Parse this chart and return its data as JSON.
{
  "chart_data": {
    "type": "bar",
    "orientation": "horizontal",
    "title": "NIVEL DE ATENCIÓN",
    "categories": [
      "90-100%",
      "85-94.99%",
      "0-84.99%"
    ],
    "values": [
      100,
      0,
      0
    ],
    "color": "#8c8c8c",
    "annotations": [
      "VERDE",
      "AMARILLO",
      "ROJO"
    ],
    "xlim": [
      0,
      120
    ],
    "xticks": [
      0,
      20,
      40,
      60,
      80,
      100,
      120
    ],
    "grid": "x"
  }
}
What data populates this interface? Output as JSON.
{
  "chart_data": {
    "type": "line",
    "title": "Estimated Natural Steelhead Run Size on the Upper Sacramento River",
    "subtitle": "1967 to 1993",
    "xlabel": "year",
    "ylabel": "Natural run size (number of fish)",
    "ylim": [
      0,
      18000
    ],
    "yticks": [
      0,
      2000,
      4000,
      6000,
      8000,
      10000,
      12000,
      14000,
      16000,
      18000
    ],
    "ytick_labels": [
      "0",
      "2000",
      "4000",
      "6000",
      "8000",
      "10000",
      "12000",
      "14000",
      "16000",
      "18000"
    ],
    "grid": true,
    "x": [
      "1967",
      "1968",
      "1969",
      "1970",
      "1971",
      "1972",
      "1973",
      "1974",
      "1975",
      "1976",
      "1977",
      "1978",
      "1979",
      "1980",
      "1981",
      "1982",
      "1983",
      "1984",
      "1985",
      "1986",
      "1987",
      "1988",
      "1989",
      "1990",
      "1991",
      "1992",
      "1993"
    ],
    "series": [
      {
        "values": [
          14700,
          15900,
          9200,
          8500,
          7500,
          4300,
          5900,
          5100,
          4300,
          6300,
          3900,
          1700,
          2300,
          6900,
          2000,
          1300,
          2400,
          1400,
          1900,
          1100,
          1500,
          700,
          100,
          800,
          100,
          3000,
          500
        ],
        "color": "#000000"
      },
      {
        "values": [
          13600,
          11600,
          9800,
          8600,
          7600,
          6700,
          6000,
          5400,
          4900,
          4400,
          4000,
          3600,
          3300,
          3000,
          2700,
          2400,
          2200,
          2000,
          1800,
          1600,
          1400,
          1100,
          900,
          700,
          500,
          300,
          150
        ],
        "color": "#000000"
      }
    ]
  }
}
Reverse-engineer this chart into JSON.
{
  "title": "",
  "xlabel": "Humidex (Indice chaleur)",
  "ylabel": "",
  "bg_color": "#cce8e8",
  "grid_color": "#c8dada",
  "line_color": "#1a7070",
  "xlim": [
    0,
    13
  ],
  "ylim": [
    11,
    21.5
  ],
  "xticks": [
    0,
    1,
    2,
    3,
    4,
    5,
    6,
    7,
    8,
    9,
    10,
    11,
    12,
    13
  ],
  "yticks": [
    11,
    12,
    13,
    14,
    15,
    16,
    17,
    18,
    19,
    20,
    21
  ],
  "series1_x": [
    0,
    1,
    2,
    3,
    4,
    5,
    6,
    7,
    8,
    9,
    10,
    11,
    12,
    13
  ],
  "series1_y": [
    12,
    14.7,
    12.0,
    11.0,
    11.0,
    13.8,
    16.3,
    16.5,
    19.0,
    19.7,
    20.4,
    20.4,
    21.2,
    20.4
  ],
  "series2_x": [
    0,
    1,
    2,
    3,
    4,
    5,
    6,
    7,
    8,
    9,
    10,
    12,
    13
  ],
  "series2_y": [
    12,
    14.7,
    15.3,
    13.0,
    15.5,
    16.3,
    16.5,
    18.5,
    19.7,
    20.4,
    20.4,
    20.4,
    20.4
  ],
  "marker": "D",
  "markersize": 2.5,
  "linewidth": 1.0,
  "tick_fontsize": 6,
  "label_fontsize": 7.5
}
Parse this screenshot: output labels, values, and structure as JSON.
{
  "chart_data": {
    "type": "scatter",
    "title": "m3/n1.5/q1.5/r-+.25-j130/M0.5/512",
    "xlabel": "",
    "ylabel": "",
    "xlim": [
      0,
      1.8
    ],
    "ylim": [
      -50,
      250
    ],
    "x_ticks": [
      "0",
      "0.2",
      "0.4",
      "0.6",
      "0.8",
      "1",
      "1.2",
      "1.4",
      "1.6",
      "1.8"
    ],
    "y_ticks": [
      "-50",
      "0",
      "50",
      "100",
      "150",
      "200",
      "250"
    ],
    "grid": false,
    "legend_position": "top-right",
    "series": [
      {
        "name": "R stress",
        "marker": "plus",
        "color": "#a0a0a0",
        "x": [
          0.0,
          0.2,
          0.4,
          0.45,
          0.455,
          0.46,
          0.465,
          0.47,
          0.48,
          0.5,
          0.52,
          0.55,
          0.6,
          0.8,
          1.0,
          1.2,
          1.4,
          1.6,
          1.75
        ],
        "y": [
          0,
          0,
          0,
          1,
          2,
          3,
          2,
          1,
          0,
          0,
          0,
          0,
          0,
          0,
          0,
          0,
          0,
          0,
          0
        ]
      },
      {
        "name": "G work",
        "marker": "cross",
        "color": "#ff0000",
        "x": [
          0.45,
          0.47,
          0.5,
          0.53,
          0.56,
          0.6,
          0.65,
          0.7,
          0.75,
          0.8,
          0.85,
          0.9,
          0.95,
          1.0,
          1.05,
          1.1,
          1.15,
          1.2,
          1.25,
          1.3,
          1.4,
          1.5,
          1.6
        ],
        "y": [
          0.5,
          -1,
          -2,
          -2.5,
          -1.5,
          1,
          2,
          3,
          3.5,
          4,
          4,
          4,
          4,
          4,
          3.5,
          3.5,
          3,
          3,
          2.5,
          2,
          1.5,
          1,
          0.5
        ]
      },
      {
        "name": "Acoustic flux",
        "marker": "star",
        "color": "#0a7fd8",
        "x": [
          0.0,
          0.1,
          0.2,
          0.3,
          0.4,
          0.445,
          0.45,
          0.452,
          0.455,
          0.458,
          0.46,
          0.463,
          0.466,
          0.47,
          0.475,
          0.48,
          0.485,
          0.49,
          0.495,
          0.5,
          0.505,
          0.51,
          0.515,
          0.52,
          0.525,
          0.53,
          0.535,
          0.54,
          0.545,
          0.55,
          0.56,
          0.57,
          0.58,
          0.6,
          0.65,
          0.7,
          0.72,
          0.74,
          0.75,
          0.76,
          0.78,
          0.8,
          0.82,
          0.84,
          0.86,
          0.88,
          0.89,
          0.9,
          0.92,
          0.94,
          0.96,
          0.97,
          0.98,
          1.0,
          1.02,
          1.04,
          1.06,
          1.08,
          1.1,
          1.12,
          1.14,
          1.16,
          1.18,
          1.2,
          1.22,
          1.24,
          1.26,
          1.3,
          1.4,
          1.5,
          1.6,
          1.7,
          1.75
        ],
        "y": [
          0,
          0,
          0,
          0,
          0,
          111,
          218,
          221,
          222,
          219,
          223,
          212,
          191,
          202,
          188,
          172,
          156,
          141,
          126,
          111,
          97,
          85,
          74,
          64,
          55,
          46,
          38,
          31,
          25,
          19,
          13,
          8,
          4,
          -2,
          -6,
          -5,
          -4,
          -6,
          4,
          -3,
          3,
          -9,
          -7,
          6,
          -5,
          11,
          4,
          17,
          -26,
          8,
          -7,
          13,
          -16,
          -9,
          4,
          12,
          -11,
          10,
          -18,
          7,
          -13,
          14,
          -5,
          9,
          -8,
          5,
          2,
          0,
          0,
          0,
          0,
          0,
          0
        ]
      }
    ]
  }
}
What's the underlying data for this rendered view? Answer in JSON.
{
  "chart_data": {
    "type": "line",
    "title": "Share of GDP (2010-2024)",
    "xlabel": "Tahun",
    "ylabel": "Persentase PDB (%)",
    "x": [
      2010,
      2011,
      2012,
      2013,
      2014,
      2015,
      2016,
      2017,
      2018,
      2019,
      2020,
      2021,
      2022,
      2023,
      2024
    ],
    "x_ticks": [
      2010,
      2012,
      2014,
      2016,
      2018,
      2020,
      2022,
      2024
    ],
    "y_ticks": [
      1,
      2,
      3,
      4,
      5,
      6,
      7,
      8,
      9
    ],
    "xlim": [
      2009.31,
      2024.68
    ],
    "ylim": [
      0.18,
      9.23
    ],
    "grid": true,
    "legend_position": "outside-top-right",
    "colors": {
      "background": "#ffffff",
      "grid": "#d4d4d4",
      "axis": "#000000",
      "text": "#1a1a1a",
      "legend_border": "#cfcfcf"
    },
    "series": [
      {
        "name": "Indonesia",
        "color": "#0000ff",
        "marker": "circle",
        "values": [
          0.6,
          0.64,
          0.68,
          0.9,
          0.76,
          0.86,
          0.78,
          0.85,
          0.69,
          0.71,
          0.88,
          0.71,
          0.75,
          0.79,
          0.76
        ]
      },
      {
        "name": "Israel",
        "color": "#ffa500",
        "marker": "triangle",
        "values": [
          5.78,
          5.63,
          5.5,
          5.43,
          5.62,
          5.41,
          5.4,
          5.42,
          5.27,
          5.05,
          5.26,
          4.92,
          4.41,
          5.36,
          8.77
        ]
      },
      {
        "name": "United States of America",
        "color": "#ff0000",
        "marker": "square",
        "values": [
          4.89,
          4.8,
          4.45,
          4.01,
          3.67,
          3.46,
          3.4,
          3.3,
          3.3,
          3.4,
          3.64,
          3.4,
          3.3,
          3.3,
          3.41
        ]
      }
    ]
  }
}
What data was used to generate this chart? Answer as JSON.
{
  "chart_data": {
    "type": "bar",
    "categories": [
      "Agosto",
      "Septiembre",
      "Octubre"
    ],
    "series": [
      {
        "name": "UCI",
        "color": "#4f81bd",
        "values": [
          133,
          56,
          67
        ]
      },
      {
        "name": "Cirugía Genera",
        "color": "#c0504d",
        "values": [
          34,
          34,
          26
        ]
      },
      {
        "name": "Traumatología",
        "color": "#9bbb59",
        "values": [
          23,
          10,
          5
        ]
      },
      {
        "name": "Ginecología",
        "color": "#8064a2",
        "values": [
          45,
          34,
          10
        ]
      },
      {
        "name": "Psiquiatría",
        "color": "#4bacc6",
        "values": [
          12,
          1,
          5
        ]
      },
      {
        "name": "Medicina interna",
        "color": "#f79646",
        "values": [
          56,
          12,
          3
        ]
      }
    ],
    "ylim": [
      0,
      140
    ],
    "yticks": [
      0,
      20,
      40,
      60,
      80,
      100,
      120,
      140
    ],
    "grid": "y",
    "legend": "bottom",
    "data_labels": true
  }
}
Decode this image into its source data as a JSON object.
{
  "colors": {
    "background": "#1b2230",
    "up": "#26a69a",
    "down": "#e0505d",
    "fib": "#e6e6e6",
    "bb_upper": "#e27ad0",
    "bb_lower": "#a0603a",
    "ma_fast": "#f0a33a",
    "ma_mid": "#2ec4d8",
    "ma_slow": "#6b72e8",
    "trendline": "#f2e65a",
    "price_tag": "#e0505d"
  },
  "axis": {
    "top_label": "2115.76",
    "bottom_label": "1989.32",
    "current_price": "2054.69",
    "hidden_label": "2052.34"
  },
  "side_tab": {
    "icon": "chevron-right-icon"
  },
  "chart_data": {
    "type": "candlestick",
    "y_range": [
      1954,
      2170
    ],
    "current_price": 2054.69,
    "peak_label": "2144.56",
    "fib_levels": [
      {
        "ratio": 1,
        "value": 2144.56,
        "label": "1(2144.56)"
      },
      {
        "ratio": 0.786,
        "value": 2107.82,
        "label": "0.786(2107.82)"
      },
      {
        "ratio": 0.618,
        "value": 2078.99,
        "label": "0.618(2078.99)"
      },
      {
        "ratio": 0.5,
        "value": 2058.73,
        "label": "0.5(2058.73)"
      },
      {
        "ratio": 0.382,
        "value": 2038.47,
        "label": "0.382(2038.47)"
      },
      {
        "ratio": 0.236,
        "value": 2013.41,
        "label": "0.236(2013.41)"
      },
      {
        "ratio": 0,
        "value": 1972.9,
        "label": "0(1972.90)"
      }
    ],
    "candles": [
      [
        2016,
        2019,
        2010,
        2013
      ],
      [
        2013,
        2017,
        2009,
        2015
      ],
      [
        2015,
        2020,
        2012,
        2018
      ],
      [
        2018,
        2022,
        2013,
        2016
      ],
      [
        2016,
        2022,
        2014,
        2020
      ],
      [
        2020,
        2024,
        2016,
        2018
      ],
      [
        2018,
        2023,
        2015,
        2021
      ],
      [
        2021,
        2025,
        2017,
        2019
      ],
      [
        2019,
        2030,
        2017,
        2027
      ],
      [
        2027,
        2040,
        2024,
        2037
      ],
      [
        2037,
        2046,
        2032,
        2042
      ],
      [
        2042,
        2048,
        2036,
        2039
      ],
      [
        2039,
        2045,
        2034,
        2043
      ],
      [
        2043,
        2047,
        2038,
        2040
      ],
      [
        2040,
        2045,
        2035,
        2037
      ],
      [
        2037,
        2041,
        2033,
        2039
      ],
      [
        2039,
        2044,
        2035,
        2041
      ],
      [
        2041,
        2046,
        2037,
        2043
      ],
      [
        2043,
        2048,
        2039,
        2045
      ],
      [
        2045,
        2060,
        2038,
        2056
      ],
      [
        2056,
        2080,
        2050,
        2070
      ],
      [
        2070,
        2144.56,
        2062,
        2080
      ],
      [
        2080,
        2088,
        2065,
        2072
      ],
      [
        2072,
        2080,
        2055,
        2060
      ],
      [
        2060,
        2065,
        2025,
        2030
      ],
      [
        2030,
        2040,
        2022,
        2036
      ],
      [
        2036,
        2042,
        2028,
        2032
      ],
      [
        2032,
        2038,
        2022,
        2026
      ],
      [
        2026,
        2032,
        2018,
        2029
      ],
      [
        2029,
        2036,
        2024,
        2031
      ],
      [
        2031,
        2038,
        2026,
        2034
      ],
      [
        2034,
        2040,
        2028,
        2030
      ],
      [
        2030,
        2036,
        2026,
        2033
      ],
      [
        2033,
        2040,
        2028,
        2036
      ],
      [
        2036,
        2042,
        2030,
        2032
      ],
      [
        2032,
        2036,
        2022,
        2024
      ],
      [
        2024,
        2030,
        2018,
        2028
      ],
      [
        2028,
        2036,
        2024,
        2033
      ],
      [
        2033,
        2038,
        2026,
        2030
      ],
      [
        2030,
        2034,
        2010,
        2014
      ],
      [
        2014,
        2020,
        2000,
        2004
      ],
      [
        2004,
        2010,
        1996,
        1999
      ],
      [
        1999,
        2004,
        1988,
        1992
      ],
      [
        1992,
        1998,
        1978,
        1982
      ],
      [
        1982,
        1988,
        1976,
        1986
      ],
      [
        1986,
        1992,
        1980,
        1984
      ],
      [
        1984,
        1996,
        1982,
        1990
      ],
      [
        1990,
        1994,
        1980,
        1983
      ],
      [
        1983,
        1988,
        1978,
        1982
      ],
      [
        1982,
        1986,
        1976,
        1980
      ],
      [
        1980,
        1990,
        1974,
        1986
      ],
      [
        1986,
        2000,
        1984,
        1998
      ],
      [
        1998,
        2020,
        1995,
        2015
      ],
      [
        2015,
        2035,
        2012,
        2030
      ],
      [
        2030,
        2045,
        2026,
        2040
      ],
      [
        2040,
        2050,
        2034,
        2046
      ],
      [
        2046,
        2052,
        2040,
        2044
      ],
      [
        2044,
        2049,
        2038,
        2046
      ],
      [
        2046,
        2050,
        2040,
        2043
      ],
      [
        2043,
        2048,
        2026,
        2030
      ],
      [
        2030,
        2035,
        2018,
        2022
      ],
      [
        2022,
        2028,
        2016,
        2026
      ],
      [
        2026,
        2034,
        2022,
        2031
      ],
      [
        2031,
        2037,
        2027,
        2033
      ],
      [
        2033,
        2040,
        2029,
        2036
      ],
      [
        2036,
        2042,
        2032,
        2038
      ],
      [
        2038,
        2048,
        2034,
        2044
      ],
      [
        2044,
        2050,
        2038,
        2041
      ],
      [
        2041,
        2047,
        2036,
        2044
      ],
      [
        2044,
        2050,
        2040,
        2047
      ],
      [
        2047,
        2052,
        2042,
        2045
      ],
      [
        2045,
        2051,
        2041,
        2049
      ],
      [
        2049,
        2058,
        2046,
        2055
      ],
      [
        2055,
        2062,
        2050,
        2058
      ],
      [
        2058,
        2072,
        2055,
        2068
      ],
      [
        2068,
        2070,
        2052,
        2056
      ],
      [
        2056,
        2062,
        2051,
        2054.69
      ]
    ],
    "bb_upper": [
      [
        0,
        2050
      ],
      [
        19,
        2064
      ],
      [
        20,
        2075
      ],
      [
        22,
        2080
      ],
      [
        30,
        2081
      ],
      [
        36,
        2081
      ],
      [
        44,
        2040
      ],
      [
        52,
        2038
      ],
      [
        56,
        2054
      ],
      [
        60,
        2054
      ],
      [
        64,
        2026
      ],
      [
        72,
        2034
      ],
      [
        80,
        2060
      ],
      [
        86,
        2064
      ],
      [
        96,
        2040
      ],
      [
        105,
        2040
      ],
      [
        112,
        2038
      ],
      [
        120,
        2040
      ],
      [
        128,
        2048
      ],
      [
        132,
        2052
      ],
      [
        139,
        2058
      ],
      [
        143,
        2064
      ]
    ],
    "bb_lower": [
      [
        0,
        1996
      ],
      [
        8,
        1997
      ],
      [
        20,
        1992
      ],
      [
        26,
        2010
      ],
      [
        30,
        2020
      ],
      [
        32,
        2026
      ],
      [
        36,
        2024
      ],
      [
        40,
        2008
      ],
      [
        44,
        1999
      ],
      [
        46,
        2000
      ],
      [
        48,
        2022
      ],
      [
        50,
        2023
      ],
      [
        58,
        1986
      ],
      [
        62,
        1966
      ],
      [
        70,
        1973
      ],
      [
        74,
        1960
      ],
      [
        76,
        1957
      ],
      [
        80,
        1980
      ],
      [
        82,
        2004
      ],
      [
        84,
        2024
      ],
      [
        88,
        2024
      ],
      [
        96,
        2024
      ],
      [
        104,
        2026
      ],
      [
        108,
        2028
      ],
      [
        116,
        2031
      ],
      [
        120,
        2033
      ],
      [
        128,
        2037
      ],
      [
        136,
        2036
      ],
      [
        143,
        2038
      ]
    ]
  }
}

********

PROBLEM DETAILS
Copy every line above that includes the string "What".

RESULT
What data populates this interface? Output as JSON.
What's the underlying data for this rendered view? Answer in JSON.
What data was used to generate this chart? Answer as JSON.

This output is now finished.